[TASK STATEMENT]
Transcribe all of the material exactly.

[GIVEN INFORMATION]
· · · · ·

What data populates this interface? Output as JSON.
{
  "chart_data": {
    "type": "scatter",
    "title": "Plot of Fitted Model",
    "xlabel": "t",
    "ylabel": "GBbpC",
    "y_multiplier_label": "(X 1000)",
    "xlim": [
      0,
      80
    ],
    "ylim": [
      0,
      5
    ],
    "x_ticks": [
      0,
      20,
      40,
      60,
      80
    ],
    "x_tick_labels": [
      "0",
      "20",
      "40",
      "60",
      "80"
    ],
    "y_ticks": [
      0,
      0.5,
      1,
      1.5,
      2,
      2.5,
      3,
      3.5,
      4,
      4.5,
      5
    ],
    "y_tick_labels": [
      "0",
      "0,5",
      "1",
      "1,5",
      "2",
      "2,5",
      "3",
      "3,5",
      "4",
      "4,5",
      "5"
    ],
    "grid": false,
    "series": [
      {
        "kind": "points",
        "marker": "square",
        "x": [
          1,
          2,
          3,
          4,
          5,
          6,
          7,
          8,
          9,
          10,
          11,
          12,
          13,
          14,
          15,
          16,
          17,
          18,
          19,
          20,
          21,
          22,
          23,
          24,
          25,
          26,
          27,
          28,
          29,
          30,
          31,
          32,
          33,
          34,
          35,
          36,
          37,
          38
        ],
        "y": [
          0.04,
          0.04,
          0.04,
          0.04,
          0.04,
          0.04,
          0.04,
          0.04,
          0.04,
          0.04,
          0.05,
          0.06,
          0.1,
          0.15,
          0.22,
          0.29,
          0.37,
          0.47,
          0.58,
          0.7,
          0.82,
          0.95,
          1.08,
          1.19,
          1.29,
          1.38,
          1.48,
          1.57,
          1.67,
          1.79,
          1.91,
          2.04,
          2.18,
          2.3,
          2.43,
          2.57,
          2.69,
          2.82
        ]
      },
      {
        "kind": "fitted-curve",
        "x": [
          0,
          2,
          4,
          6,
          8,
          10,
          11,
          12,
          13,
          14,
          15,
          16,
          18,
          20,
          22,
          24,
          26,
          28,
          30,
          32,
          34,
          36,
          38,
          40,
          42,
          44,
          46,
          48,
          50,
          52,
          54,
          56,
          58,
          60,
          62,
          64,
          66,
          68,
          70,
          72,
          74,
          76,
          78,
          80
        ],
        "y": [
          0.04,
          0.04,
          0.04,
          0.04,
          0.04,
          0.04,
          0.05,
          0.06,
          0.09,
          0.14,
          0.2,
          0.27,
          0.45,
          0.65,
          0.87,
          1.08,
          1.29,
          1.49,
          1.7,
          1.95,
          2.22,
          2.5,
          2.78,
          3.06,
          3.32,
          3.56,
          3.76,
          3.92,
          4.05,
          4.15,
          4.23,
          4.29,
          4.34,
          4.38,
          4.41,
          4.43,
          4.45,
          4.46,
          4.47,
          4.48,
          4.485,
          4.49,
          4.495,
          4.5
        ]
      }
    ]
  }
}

· · · · ·

[FINAL ANSWER]
What data populates this interface? Output as JSON.
{
  "chart_data": {
    "type": "scatter",
    "title": "Plot of Fitted Model",
    "xlabel": "t",
    "ylabel": "GBbpC",
    "y_multiplier_label": "(X 1000)",
    "xlim": [
      0,
      80
    ],
    "ylim": [
      0,
      5
    ],
    "x_ticks": [
      0,
      20,
      40,
      60,
      80
    ],
    "x_tick_labels": [
      "0",
      "20",
      "40",
      "60",
      "80"
    ],
    "y_ticks": [
      0,
      0.5,
      1,
      1.5,
      2,
      2.5,
      3,
      3.5,
      4,
      4.5,
      5
    ],
    "y_tick_labels": [
      "0",
      "0,5",
      "1",
      "1,5",
      "2",
      "2,5",
      "3",
      "3,5",
      "4",
      "4,5",
      "5"
    ],
    "grid": false,
    "series": [
      {
        "kind": "points",
        "marker": "square",
        "x": [
          1,
          2,
          3,
          4,
          5,
          6,
          7,
          8,
          9,
          10,
          11,
          12,
          13,
          14,
          15,
          16,
          17,
          18,
          19,
          20,
          21,
          22,
          23,
          24,
          25,
          26,
          27,
          28,
          29,
          30,
          31,
          32,
          33,
          34,
          35,
          36,
          37,
          38
        ],
        "y": [
          0.04,
          0.04,
          0.04,
          0.04,
          0.04,
          0.04,
          0.04,
          0.04,
          0.04,
          0.04,
          0.05,
          0.06,
          0.1,
          0.15,
          0.22,
          0.29,
          0.37,
          0.47,
          0.58,
          0.7,
          0.82,
          0.95,
          1.08,
          1.19,
          1.29,
          1.38,
          1.48,
          1.57,
          1.67,
          1.79,
          1.91,
          2.04,
          2.18,
          2.3,
          2.43,
          2.57,
          2.69,
          2.82
        ]
      },
      {
        "kind": "fitted-curve",
        "x": [
          0,
          2,
          4,
          6,
          8,
          10,
          11,
          12,
          13,
          14,
          15,
          16,
          18,
          20,
          22,
          24,
          26,
          28,
          30,
          32,
          34,
          36,
          38,
          40,
          42,
          44,
          46,
          48,
          50,
          52,
          54,
          56,
          58,
          60,
          62,
          64,
          66,
          68,
          70,
          72,
          74,
          76,
          78,
          80
        ],
        "y": [
          0.04,
          0.04,
          0.04,
          0.04,
          0.04,
          0.04,
          0.05,
          0.06,
          0.09,
          0.14,
          0.2,
          0.27,
          0.45,
          0.65,
          0.87,
          1.08,
          1.29,
          1.49,
          1.7,
          1.95,
          2.22,
          2.5,
          2.78,
          3.06,
          3.32,
          3.56,
          3.76,
          3.92,
          4.05,
          4.15,
          4.23,
          4.29,
          4.34,
          4.38,
          4.41,
          4.43,
          4.45,
          4.46,
          4.47,
          4.48,
          4.485,
          4.49,
          4.495,
          4.5
        ]
      }
    ]
  }
}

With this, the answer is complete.